- _PROBLEM DESCRIPTION_: Which lines have the string "NFTs"? Copy all of them from the entries below.

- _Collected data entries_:

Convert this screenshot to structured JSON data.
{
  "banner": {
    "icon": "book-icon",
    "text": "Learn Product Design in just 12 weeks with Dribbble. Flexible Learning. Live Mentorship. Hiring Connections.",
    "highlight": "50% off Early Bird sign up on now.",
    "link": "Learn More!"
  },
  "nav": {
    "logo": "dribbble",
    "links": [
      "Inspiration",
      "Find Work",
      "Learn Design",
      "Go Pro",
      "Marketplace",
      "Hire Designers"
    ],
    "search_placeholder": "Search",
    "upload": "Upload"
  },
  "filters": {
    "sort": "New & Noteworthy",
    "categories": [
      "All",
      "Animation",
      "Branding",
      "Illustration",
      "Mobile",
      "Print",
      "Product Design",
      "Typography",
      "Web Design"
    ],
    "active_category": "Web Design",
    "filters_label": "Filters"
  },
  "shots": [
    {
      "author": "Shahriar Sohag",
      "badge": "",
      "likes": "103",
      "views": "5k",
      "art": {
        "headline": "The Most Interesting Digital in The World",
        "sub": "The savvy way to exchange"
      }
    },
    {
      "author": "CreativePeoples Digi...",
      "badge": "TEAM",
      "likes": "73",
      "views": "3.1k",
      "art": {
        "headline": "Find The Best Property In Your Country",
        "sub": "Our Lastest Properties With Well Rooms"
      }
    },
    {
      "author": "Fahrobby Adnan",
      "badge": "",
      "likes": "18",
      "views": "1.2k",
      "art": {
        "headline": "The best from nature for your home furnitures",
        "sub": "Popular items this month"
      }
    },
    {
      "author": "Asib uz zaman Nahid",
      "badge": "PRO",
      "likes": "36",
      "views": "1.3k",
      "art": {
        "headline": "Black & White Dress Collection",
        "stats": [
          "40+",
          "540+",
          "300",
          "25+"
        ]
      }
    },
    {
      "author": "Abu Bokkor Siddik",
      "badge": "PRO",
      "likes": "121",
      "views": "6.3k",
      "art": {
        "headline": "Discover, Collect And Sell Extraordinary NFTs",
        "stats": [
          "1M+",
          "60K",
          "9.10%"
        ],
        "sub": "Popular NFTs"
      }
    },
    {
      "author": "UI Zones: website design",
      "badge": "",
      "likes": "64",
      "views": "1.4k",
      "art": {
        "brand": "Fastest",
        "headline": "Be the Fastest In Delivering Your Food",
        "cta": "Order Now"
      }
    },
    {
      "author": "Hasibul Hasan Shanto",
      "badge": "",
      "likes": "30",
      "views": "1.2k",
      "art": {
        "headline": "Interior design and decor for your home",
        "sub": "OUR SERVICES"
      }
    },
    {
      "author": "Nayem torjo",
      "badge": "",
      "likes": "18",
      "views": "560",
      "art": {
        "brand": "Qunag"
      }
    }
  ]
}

- _TASK ANSWER_:
        "headline": "Discover, Collect And Sell Extraordinary NFTs",
        "sub": "Popular NFTs"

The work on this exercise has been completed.